REQUIRED TASK: Gather the lines from the material that contain "каком".

DATA ENTRIES:
# # #
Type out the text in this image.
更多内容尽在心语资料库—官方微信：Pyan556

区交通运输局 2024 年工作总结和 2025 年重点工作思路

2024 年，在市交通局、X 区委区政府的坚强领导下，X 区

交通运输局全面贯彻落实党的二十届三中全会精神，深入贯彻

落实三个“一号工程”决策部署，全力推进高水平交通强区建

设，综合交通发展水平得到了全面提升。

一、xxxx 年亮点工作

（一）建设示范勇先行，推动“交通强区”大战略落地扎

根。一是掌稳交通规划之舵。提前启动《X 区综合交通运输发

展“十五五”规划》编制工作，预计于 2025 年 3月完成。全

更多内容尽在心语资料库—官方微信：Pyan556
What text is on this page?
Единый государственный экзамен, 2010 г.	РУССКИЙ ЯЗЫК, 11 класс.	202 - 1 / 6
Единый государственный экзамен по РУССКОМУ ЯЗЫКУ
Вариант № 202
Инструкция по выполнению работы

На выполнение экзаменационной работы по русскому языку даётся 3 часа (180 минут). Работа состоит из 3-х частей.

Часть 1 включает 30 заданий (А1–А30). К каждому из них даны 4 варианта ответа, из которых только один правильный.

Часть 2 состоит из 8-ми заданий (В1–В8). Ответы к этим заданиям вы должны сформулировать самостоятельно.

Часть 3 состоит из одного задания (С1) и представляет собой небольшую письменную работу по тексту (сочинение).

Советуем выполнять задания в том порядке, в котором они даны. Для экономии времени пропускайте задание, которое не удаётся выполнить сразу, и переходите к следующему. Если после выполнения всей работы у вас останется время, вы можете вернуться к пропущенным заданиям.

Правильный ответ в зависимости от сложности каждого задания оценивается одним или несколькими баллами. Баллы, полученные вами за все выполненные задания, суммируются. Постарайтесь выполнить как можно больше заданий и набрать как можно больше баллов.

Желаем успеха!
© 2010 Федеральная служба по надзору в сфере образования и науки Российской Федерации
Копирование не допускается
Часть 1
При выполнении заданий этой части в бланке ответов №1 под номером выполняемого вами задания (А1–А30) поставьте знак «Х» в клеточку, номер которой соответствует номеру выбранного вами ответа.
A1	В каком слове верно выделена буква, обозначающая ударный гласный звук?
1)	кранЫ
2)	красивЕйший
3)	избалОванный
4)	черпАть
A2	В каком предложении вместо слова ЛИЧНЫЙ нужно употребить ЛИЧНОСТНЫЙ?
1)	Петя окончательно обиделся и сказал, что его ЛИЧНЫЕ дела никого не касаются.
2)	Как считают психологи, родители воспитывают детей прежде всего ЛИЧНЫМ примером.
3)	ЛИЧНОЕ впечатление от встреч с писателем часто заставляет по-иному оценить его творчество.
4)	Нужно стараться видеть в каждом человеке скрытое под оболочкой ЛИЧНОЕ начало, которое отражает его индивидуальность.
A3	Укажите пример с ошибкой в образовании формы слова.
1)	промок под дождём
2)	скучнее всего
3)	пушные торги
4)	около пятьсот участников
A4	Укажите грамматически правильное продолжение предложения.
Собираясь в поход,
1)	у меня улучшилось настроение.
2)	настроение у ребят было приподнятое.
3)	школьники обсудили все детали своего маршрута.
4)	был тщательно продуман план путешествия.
# # #
SOLUTION FOR THIS PROBLEM:
A1	В каком слове верно выделена буква, обозначающая ударный гласный звук?
A2	В каком предложении вместо слова ЛИЧНЫЙ нужно употребить ЛИЧНОСТНЫЙ?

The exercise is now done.